Short task - Repeat each record below exactly, dropping the pictures.

Items -
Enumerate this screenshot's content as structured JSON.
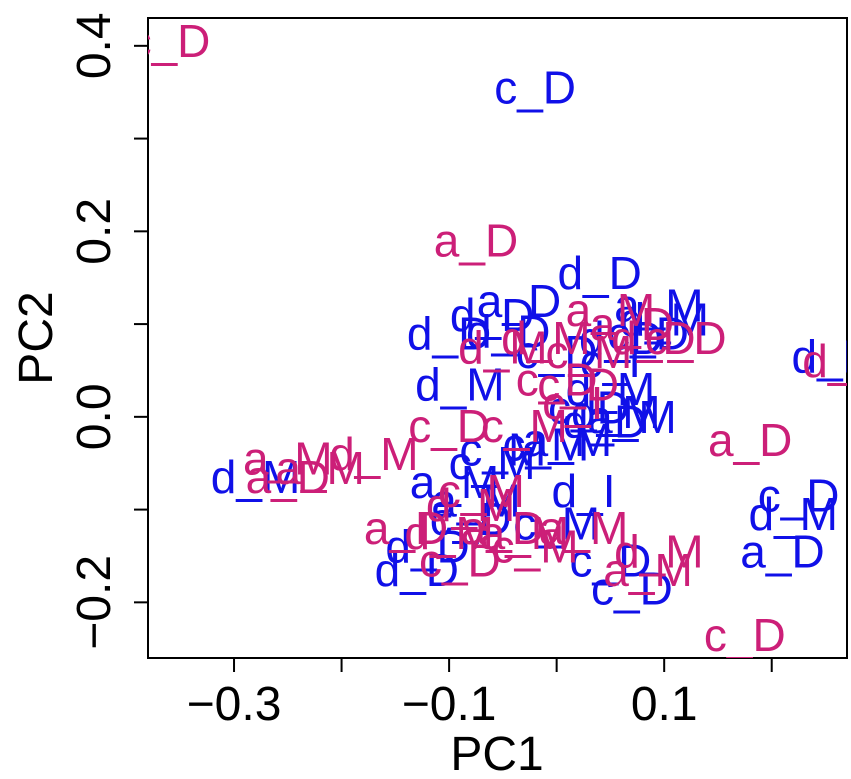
{
  "chart_data": {
    "type": "scatter",
    "title": "",
    "xlabel": "PC1",
    "ylabel": "PC2",
    "xlim": [
      -0.38,
      0.27
    ],
    "ylim": [
      -0.26,
      0.43
    ],
    "xticks": [
      -0.3,
      -0.2,
      -0.1,
      0.0,
      0.1,
      0.2
    ],
    "xtick_labels": [
      "−0.3",
      "",
      "−0.1",
      "",
      "0.1",
      ""
    ],
    "yticks": [
      -0.2,
      -0.1,
      0.0,
      0.1,
      0.2,
      0.3,
      0.4
    ],
    "ytick_labels": [
      "−0.2",
      "",
      "0.0",
      "",
      "0.2",
      "",
      "0.4"
    ],
    "grid": false,
    "legend": "none",
    "colors": {
      "blue": "#1010e8",
      "magenta": "#cc1f78"
    },
    "series": [
      {
        "color": "blue",
        "points": [
          {
            "x": -0.02,
            "y": 0.355,
            "label": "c_D"
          },
          {
            "x": 0.04,
            "y": 0.155,
            "label": "d_D"
          },
          {
            "x": -0.035,
            "y": 0.125,
            "label": "a_D"
          },
          {
            "x": -0.06,
            "y": 0.11,
            "label": "d_D"
          },
          {
            "x": 0.095,
            "y": 0.12,
            "label": "a_M"
          },
          {
            "x": 0.1,
            "y": 0.105,
            "label": "d_M"
          },
          {
            "x": -0.045,
            "y": 0.092,
            "label": "d_D"
          },
          {
            "x": -0.1,
            "y": 0.09,
            "label": "d_D"
          },
          {
            "x": 0.06,
            "y": 0.085,
            "label": "d_D"
          },
          {
            "x": 0.085,
            "y": 0.09,
            "label": "c_D"
          },
          {
            "x": 0.0,
            "y": 0.07,
            "label": "c_D"
          },
          {
            "x": 0.05,
            "y": 0.06,
            "label": "c_I"
          },
          {
            "x": 0.05,
            "y": 0.03,
            "label": "d_M"
          },
          {
            "x": -0.09,
            "y": 0.035,
            "label": "d_M"
          },
          {
            "x": 0.055,
            "y": 0.005,
            "label": "d_M"
          },
          {
            "x": 0.07,
            "y": 0.0,
            "label": "a_M"
          },
          {
            "x": 0.03,
            "y": 0.01,
            "label": "c_D"
          },
          {
            "x": 0.045,
            "y": -0.005,
            "label": "d_D"
          },
          {
            "x": -0.05,
            "y": -0.035,
            "label": "c_M"
          },
          {
            "x": -0.01,
            "y": -0.03,
            "label": "c_M"
          },
          {
            "x": 0.01,
            "y": -0.025,
            "label": "a_M"
          },
          {
            "x": -0.28,
            "y": -0.065,
            "label": "d_M"
          },
          {
            "x": -0.095,
            "y": -0.07,
            "label": "a_M"
          },
          {
            "x": 0.025,
            "y": -0.08,
            "label": "d_I"
          },
          {
            "x": -0.075,
            "y": -0.09,
            "label": "a_M"
          },
          {
            "x": -0.08,
            "y": -0.11,
            "label": "c_D"
          },
          {
            "x": 0.0,
            "y": -0.115,
            "label": "c_M"
          },
          {
            "x": -0.12,
            "y": -0.14,
            "label": "d_D"
          },
          {
            "x": -0.13,
            "y": -0.165,
            "label": "d_D"
          },
          {
            "x": 0.05,
            "y": -0.155,
            "label": "c_D"
          },
          {
            "x": 0.07,
            "y": -0.185,
            "label": "c_D"
          },
          {
            "x": 0.21,
            "y": -0.145,
            "label": "a_D"
          },
          {
            "x": 0.225,
            "y": -0.085,
            "label": "c_D"
          },
          {
            "x": 0.22,
            "y": -0.105,
            "label": "d_M"
          },
          {
            "x": 0.26,
            "y": 0.065,
            "label": "d_M"
          },
          {
            "x": -0.06,
            "y": -0.05,
            "label": "c_M"
          }
        ]
      },
      {
        "color": "magenta",
        "points": [
          {
            "x": -0.36,
            "y": 0.405,
            "label": "c_D"
          },
          {
            "x": -0.075,
            "y": 0.19,
            "label": "a_D"
          },
          {
            "x": 0.05,
            "y": 0.115,
            "label": "a_M"
          },
          {
            "x": 0.07,
            "y": 0.1,
            "label": "a_D"
          },
          {
            "x": -0.01,
            "y": 0.085,
            "label": "d_M"
          },
          {
            "x": -0.05,
            "y": 0.075,
            "label": "d_M"
          },
          {
            "x": 0.09,
            "y": 0.085,
            "label": "d_D"
          },
          {
            "x": 0.12,
            "y": 0.085,
            "label": "c_D"
          },
          {
            "x": 0.03,
            "y": 0.07,
            "label": "c_M"
          },
          {
            "x": 0.0,
            "y": 0.04,
            "label": "c_D"
          },
          {
            "x": 0.02,
            "y": 0.035,
            "label": "c_D"
          },
          {
            "x": 0.015,
            "y": 0.015,
            "label": "c_I"
          },
          {
            "x": -0.1,
            "y": -0.01,
            "label": "c_D"
          },
          {
            "x": -0.03,
            "y": -0.01,
            "label": "c_M"
          },
          {
            "x": -0.17,
            "y": -0.04,
            "label": "d_M"
          },
          {
            "x": -0.25,
            "y": -0.045,
            "label": "a_M"
          },
          {
            "x": -0.25,
            "y": -0.065,
            "label": "a_D"
          },
          {
            "x": -0.22,
            "y": -0.055,
            "label": "a_M"
          },
          {
            "x": -0.07,
            "y": -0.08,
            "label": "c_M"
          },
          {
            "x": -0.08,
            "y": -0.095,
            "label": "d_M"
          },
          {
            "x": -0.14,
            "y": -0.12,
            "label": "a_D"
          },
          {
            "x": -0.1,
            "y": -0.125,
            "label": "d_M"
          },
          {
            "x": -0.05,
            "y": -0.12,
            "label": "a_D"
          },
          {
            "x": -0.03,
            "y": -0.125,
            "label": "a_M"
          },
          {
            "x": 0.025,
            "y": -0.12,
            "label": "a_M"
          },
          {
            "x": -0.02,
            "y": -0.14,
            "label": "c_M"
          },
          {
            "x": -0.09,
            "y": -0.155,
            "label": "c_D"
          },
          {
            "x": 0.095,
            "y": -0.145,
            "label": "d_M"
          },
          {
            "x": 0.085,
            "y": -0.165,
            "label": "a_M"
          },
          {
            "x": 0.18,
            "y": -0.025,
            "label": "a_D"
          },
          {
            "x": 0.175,
            "y": -0.235,
            "label": "c_D"
          },
          {
            "x": 0.27,
            "y": 0.06,
            "label": "d_M"
          }
        ]
      }
    ]
  }
}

Solved problem -
Enumerate this screenshot's content as structured JSON.
{
  "chart_data": {
    "type": "scatter",
    "title": "",
    "xlabel": "PC1",
    "ylabel": "PC2",
    "xlim": [
      -0.38,
      0.27
    ],
    "ylim": [
      -0.26,
      0.43
    ],
    "xticks": [
      -0.3,
      -0.2,
      -0.1,
      0.0,
      0.1,
      0.2
    ],
    "xtick_labels": [
      "−0.3",
      "",
      "−0.1",
      "",
      "0.1",
      ""
    ],
    "yticks": [
      -0.2,
      -0.1,
      0.0,
      0.1,
      0.2,
      0.3,
      0.4
    ],
    "ytick_labels": [
      "−0.2",
      "",
      "0.0",
      "",
      "0.2",
      "",
      "0.4"
    ],
    "grid": false,
    "legend": "none",
    "colors": {
      "blue": "#1010e8",
      "magenta": "#cc1f78"
    },
    "series": [
      {
        "color": "blue",
        "points": [
          {
            "x": -0.02,
            "y": 0.355,
            "label": "c_D"
          },
          {
            "x": 0.04,
            "y": 0.155,
            "label": "d_D"
          },
          {
            "x": -0.035,
            "y": 0.125,
            "label": "a_D"
          },
          {
            "x": -0.06,
            "y": 0.11,
            "label": "d_D"
          },
          {
            "x": 0.095,
            "y": 0.12,
            "label": "a_M"
          },
          {
            "x": 0.1,
            "y": 0.105,
            "label": "d_M"
          },
          {
            "x": -0.045,
            "y": 0.092,
            "label": "d_D"
          },
          {
            "x": -0.1,
            "y": 0.09,
            "label": "d_D"
          },
          {
            "x": 0.06,
            "y": 0.085,
            "label": "d_D"
          },
          {
            "x": 0.085,
            "y": 0.09,
            "label": "c_D"
          },
          {
            "x": 0.0,
            "y": 0.07,
            "label": "c_D"
          },
          {
            "x": 0.05,
            "y": 0.06,
            "label": "c_I"
          },
          {
            "x": 0.05,
            "y": 0.03,
            "label": "d_M"
          },
          {
            "x": -0.09,
            "y": 0.035,
            "label": "d_M"
          },
          {
            "x": 0.055,
            "y": 0.005,
            "label": "d_M"
          },
          {
            "x": 0.07,
            "y": 0.0,
            "label": "a_M"
          },
          {
            "x": 0.03,
            "y": 0.01,
            "label": "c_D"
          },
          {
            "x": 0.045,
            "y": -0.005,
            "label": "d_D"
          },
          {
            "x": -0.05,
            "y": -0.035,
            "label": "c_M"
          },
          {
            "x": -0.01,
            "y": -0.03,
            "label": "c_M"
          },
          {
            "x": 0.01,
            "y": -0.025,
            "label": "a_M"
          },
          {
            "x": -0.28,
            "y": -0.065,
            "label": "d_M"
          },
          {
            "x": -0.095,
            "y": -0.07,
            "label": "a_M"
          },
          {
            "x": 0.025,
            "y": -0.08,
            "label": "d_I"
          },
          {
            "x": -0.075,
            "y": -0.09,
            "label": "a_M"
          },
          {
            "x": -0.08,
            "y": -0.11,
            "label": "c_D"
          },
          {
            "x": 0.0,
            "y": -0.115,
            "label": "c_M"
          },
          {
            "x": -0.12,
            "y": -0.14,
            "label": "d_D"
          },
          {
            "x": -0.13,
            "y": -0.165,
            "label": "d_D"
          },
          {
            "x": 0.05,
            "y": -0.155,
            "label": "c_D"
          },
          {
            "x": 0.07,
            "y": -0.185,
            "label": "c_D"
          },
          {
            "x": 0.21,
            "y": -0.145,
            "label": "a_D"
          },
          {
            "x": 0.225,
            "y": -0.085,
            "label": "c_D"
          },
          {
            "x": 0.22,
            "y": -0.105,
            "label": "d_M"
          },
          {
            "x": 0.26,
            "y": 0.065,
            "label": "d_M"
          },
          {
            "x": -0.06,
            "y": -0.05,
            "label": "c_M"
          }
        ]
      },
      {
        "color": "magenta",
        "points": [
          {
            "x": -0.36,
            "y": 0.405,
            "label": "c_D"
          },
          {
            "x": -0.075,
            "y": 0.19,
            "label": "a_D"
          },
          {
            "x": 0.05,
            "y": 0.115,
            "label": "a_M"
          },
          {
            "x": 0.07,
            "y": 0.1,
            "label": "a_D"
          },
          {
            "x": -0.01,
            "y": 0.085,
            "label": "d_M"
          },
          {
            "x": -0.05,
            "y": 0.075,
            "label": "d_M"
          },
          {
            "x": 0.09,
            "y": 0.085,
            "label": "d_D"
          },
          {
            "x": 0.12,
            "y": 0.085,
            "label": "c_D"
          },
          {
            "x": 0.03,
            "y": 0.07,
            "label": "c_M"
          },
          {
            "x": 0.0,
            "y": 0.04,
            "label": "c_D"
          },
          {
            "x": 0.02,
            "y": 0.035,
            "label": "c_D"
          },
          {
            "x": 0.015,
            "y": 0.015,
            "label": "c_I"
          },
          {
            "x": -0.1,
            "y": -0.01,
            "label": "c_D"
          },
          {
            "x": -0.03,
            "y": -0.01,
            "label": "c_M"
          },
          {
            "x": -0.17,
            "y": -0.04,
            "label": "d_M"
          },
          {
            "x": -0.25,
            "y": -0.045,
            "label": "a_M"
          },
          {
            "x": -0.25,
            "y": -0.065,
            "label": "a_D"
          },
          {
            "x": -0.22,
            "y": -0.055,
            "label": "a_M"
          },
          {
            "x": -0.07,
            "y": -0.08,
            "label": "c_M"
          },
          {
            "x": -0.08,
            "y": -0.095,
            "label": "d_M"
          },
          {
            "x": -0.14,
            "y": -0.12,
            "label": "a_D"
          },
          {
            "x": -0.1,
            "y": -0.125,
            "label": "d_M"
          },
          {
            "x": -0.05,
            "y": -0.12,
            "label": "a_D"
          },
          {
            "x": -0.03,
            "y": -0.125,
            "label": "a_M"
          },
          {
            "x": 0.025,
            "y": -0.12,
            "label": "a_M"
          },
          {
            "x": -0.02,
            "y": -0.14,
            "label": "c_M"
          },
          {
            "x": -0.09,
            "y": -0.155,
            "label": "c_D"
          },
          {
            "x": 0.095,
            "y": -0.145,
            "label": "d_M"
          },
          {
            "x": 0.085,
            "y": -0.165,
            "label": "a_M"
          },
          {
            "x": 0.18,
            "y": -0.025,
            "label": "a_D"
          },
          {
            "x": 0.175,
            "y": -0.235,
            "label": "c_D"
          },
          {
            "x": 0.27,
            "y": 0.06,
            "label": "d_M"
          }
        ]
      }
    ]
  }
}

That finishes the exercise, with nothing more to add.